- **Instructions to follow**: All of the data that follows should be retyped exactly, please, except the pictures.

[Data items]
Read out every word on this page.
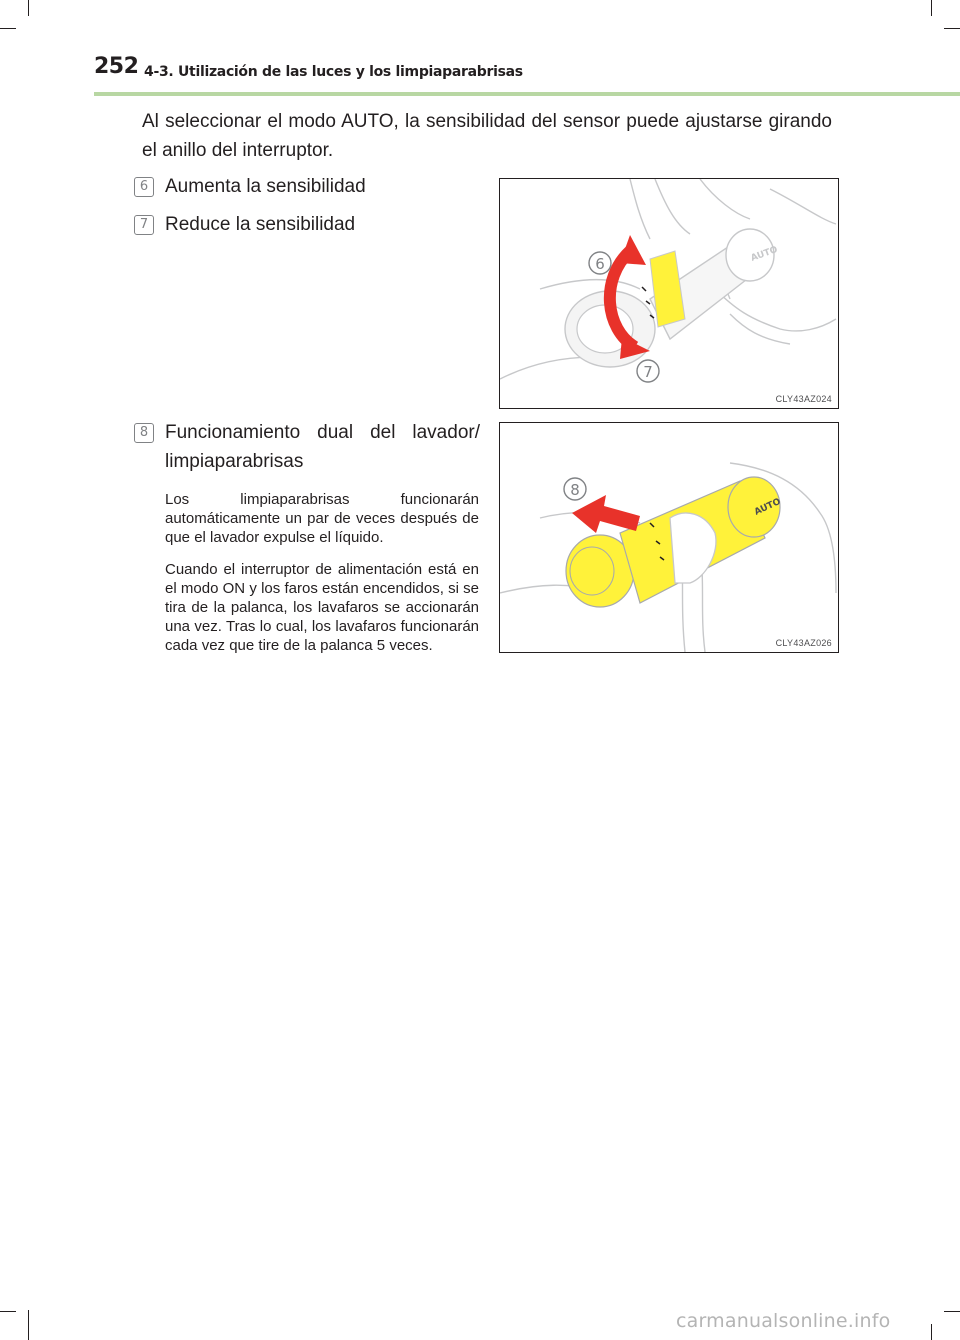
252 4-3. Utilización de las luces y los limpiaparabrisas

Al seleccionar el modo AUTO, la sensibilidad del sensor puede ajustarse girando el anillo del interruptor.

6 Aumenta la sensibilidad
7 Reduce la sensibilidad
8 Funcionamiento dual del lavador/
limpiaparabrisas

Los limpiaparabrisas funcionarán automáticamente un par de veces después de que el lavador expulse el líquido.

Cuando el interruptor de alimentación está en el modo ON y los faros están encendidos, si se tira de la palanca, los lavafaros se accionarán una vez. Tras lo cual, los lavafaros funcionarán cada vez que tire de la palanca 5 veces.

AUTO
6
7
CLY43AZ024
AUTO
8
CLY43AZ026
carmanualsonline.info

- **Full response**:
Read out every word on this page.
252 4-3. Utilización de las luces y los limpiaparabrisas

Al seleccionar el modo AUTO, la sensibilidad del sensor puede ajustarse girando el anillo del interruptor.

6 Aumenta la sensibilidad
7 Reduce la sensibilidad
8 Funcionamiento dual del lavador/
limpiaparabrisas

Los limpiaparabrisas funcionarán automáticamente un par de veces después de que el lavador expulse el líquido.

Cuando el interruptor de alimentación está en el modo ON y los faros están encendidos, si se tira de la palanca, los lavafaros se accionarán una vez. Tras lo cual, los lavafaros funcionarán cada vez que tire de la palanca 5 veces.

AUTO
6
7
CLY43AZ024
AUTO
8
CLY43AZ026
carmanualsonline.info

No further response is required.